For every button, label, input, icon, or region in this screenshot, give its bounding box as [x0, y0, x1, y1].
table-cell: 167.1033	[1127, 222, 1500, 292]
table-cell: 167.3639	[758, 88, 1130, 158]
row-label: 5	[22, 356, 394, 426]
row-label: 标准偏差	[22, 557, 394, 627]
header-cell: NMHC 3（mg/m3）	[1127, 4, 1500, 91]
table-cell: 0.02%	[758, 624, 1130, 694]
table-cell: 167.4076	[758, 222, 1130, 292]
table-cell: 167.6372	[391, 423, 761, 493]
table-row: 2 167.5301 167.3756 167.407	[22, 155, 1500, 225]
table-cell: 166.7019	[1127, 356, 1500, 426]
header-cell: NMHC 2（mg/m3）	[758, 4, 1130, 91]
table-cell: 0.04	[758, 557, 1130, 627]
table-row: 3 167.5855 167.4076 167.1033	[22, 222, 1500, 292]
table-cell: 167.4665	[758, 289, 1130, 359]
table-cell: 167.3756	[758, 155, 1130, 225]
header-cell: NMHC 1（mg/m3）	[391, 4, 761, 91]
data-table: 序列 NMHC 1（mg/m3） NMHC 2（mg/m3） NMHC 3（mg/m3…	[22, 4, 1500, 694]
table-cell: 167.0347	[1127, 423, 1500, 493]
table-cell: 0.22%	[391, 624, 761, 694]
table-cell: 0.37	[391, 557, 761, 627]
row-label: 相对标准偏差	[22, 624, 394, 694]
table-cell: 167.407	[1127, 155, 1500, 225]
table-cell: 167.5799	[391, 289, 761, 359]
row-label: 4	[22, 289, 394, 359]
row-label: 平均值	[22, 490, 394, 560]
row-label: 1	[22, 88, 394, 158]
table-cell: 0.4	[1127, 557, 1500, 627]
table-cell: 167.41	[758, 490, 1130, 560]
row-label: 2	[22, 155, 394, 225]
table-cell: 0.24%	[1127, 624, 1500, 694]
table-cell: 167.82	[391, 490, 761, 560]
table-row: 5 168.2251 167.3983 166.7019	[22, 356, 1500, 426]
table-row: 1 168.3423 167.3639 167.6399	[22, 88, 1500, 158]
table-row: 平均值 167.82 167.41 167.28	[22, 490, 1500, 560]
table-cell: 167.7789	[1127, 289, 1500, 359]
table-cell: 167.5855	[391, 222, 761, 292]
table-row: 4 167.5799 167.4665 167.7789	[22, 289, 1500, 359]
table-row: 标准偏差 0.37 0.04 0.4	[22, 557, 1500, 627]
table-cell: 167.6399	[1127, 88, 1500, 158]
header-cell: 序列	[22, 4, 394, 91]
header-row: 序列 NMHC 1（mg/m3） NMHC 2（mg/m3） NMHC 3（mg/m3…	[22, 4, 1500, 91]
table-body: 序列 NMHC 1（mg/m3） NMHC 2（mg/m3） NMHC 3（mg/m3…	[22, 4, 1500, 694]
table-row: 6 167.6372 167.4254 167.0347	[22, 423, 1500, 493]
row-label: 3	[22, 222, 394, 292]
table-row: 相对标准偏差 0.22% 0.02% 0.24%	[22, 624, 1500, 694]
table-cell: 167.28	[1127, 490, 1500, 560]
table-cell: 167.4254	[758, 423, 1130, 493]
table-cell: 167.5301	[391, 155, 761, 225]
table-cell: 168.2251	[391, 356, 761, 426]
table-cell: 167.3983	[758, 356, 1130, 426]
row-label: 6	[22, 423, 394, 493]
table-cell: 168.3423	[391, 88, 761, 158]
_____
▶ _Instruction_: Could you copy out the whole listing above, line for line and with no changes?

▶ _Complete output_:
For every button, label, input, icon, or region in this screenshot, give its bounding box as [x0, y0, x1, y1].
table-cell: 167.1033	[1127, 222, 1500, 292]
table-cell: 167.3639	[758, 88, 1130, 158]
row-label: 5	[22, 356, 394, 426]
row-label: 标准偏差	[22, 557, 394, 627]
header-cell: NMHC 3（mg/m3）	[1127, 4, 1500, 91]
table-cell: 0.02%	[758, 624, 1130, 694]
table-cell: 167.4076	[758, 222, 1130, 292]
table-cell: 167.6372	[391, 423, 761, 493]
table-row: 2 167.5301 167.3756 167.407	[22, 155, 1500, 225]
table-cell: 166.7019	[1127, 356, 1500, 426]
header-cell: NMHC 2（mg/m3）	[758, 4, 1130, 91]
table-cell: 0.04	[758, 557, 1130, 627]
table-row: 3 167.5855 167.4076 167.1033	[22, 222, 1500, 292]
table-cell: 167.4665	[758, 289, 1130, 359]
table-cell: 167.3756	[758, 155, 1130, 225]
header-cell: NMHC 1（mg/m3）	[391, 4, 761, 91]
data-table: 序列 NMHC 1（mg/m3） NMHC 2（mg/m3） NMHC 3（mg/m3…	[22, 4, 1500, 694]
table-cell: 167.0347	[1127, 423, 1500, 493]
table-cell: 0.22%	[391, 624, 761, 694]
table-cell: 0.37	[391, 557, 761, 627]
row-label: 相对标准偏差	[22, 624, 394, 694]
table-cell: 167.407	[1127, 155, 1500, 225]
table-cell: 167.5799	[391, 289, 761, 359]
row-label: 4	[22, 289, 394, 359]
row-label: 平均值	[22, 490, 394, 560]
row-label: 1	[22, 88, 394, 158]
table-cell: 0.4	[1127, 557, 1500, 627]
table-cell: 167.41	[758, 490, 1130, 560]
row-label: 2	[22, 155, 394, 225]
table-cell: 0.24%	[1127, 624, 1500, 694]
table-cell: 167.82	[391, 490, 761, 560]
table-row: 5 168.2251 167.3983 166.7019	[22, 356, 1500, 426]
table-row: 1 168.3423 167.3639 167.6399	[22, 88, 1500, 158]
table-row: 平均值 167.82 167.41 167.28	[22, 490, 1500, 560]
table-cell: 167.7789	[1127, 289, 1500, 359]
table-cell: 167.5855	[391, 222, 761, 292]
table-row: 4 167.5799 167.4665 167.7789	[22, 289, 1500, 359]
table-row: 标准偏差 0.37 0.04 0.4	[22, 557, 1500, 627]
table-cell: 167.6399	[1127, 88, 1500, 158]
header-cell: 序列	[22, 4, 394, 91]
header-row: 序列 NMHC 1（mg/m3） NMHC 2（mg/m3） NMHC 3（mg/m3…	[22, 4, 1500, 91]
table-body: 序列 NMHC 1（mg/m3） NMHC 2（mg/m3） NMHC 3（mg/m3…	[22, 4, 1500, 694]
table-row: 6 167.6372 167.4254 167.0347	[22, 423, 1500, 493]
row-label: 3	[22, 222, 394, 292]
table-row: 相对标准偏差 0.22% 0.02% 0.24%	[22, 624, 1500, 694]
table-cell: 167.28	[1127, 490, 1500, 560]
table-cell: 167.4254	[758, 423, 1130, 493]
table-cell: 167.5301	[391, 155, 761, 225]
table-cell: 168.2251	[391, 356, 761, 426]
table-cell: 167.3983	[758, 356, 1130, 426]
row-label: 6	[22, 423, 394, 493]
table-cell: 168.3423	[391, 88, 761, 158]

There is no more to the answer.